[Collection entries]
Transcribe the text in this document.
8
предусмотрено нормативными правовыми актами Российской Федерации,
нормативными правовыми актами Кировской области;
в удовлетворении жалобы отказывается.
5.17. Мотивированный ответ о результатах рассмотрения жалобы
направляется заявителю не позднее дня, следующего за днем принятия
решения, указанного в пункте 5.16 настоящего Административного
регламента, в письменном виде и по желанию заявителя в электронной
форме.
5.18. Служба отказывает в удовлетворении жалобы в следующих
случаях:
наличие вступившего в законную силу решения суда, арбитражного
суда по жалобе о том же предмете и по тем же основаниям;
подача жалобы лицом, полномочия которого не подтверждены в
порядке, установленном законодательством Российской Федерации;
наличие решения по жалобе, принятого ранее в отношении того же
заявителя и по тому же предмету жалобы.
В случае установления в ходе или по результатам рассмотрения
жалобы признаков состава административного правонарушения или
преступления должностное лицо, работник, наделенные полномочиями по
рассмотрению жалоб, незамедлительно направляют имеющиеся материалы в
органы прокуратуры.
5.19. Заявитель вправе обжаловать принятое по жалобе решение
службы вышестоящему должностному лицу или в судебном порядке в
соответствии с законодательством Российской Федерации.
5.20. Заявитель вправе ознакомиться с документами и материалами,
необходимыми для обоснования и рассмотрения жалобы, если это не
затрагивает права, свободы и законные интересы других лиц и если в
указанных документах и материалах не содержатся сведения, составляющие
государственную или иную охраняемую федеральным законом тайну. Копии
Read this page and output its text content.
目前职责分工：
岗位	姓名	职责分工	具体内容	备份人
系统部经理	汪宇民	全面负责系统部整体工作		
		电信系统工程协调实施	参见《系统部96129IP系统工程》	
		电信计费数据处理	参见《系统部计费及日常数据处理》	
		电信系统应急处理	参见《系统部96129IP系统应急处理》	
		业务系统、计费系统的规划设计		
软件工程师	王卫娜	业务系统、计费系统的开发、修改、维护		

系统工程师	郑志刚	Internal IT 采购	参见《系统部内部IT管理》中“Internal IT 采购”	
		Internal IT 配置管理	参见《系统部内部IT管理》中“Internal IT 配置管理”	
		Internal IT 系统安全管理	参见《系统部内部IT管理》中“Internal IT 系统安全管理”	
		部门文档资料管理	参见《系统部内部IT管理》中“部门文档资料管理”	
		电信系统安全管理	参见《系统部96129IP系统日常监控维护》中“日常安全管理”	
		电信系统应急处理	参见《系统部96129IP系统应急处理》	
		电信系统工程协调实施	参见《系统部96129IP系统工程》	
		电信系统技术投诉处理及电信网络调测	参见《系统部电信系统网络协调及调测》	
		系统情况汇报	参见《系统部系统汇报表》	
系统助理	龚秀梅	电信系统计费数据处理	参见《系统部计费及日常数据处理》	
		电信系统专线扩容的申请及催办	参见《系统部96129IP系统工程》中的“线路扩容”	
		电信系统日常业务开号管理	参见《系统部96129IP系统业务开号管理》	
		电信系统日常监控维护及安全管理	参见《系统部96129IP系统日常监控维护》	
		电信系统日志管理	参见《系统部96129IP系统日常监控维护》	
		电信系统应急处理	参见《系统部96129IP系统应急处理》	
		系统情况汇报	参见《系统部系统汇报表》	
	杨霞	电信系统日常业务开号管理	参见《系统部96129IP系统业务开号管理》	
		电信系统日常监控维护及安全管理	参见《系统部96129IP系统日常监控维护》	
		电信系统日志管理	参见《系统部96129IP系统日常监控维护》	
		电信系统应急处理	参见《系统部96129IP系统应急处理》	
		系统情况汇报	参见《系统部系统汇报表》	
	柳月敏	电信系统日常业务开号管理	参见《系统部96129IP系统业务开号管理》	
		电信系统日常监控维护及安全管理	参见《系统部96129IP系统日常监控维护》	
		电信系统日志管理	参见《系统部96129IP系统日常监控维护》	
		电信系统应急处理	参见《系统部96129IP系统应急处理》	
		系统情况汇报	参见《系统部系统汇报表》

Written instruction: Select, from the listing, all lines that include the word "Internal".

Expected answer:
系统工程师	郑志刚	Internal IT 采购	参见《系统部内部IT管理》中“Internal IT 采购”	
		Internal IT 配置管理	参见《系统部内部IT管理》中“Internal IT 配置管理”	
		Internal IT 系统安全管理	参见《系统部内部IT管理》中“Internal IT 系统安全管理”	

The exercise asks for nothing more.